▶ _GIVEN TASK_
State the number of lines below in which the word "Output" appears. Nothing else belongs in the answer.

▶ _RECORDS SHOWN_
━━━━━━━━━━━━━━━━

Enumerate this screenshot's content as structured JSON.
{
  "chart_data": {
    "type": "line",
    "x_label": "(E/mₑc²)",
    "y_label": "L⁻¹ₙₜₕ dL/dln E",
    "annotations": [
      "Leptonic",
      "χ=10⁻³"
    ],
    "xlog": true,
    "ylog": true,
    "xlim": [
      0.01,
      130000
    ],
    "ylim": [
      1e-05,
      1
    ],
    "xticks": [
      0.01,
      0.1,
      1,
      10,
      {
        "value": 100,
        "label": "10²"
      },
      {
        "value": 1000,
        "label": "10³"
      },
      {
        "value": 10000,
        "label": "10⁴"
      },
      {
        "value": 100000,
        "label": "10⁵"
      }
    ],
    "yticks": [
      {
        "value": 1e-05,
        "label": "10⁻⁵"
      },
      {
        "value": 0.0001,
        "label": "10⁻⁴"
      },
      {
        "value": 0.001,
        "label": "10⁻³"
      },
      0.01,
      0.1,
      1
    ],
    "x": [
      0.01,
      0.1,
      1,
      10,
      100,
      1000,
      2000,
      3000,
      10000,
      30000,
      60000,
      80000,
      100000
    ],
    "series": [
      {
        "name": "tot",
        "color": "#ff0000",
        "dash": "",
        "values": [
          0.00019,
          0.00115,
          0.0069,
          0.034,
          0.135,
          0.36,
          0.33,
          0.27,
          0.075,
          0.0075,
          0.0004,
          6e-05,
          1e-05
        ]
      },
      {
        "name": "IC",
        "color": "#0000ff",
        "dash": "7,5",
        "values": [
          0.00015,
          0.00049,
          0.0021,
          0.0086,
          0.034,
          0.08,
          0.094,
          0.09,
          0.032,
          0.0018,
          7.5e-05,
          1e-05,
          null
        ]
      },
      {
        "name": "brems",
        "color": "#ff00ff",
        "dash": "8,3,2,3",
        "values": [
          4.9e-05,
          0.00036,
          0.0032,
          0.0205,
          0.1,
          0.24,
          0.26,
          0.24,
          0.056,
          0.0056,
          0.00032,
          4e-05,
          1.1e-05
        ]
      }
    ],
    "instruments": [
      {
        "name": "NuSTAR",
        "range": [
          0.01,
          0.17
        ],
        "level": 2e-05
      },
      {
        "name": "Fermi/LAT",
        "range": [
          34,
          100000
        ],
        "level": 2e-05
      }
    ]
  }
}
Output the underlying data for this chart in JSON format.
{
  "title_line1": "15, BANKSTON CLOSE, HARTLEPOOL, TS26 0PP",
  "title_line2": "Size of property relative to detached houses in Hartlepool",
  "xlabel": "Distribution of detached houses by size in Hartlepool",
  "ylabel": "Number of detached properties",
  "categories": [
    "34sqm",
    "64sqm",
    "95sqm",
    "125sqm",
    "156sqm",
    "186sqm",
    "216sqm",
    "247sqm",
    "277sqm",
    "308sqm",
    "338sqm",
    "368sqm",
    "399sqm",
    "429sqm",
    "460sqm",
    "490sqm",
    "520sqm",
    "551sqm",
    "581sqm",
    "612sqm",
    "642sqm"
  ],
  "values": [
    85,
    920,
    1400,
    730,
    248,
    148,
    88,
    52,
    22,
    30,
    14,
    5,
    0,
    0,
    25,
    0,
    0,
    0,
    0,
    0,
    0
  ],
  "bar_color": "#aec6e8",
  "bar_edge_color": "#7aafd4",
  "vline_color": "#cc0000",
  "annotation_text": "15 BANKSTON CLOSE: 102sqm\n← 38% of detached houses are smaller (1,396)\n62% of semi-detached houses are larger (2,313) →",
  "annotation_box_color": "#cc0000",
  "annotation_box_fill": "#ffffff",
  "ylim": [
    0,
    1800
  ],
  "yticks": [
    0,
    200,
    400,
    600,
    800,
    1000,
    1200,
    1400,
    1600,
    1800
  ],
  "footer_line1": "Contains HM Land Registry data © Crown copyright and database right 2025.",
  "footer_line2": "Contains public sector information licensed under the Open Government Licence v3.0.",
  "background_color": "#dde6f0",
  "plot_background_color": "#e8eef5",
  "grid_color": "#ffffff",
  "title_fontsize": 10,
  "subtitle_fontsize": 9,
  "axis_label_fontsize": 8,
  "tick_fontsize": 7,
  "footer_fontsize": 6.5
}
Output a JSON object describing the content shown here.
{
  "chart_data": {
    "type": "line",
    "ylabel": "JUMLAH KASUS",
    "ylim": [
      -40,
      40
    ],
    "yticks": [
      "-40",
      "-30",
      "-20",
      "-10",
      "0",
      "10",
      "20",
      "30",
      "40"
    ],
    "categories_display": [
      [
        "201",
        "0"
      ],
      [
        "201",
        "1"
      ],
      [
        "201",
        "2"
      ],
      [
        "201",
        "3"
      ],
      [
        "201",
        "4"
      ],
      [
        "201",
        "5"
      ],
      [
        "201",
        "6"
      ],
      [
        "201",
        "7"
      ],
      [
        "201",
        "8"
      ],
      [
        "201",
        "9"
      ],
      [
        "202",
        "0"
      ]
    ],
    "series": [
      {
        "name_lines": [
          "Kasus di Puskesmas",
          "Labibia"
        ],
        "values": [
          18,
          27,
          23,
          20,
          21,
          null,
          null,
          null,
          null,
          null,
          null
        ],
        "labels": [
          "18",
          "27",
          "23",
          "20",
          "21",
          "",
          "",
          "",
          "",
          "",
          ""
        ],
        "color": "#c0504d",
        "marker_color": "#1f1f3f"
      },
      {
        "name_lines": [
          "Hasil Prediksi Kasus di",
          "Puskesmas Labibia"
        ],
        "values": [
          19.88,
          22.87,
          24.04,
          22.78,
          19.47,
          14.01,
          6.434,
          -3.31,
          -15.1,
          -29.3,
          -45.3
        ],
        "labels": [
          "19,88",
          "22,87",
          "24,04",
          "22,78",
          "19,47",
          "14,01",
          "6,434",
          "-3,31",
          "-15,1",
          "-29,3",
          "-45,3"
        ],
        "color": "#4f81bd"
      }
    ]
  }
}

━━━━━━━━━━━━━━━━

▶ _EXPECTED ANSWER_
2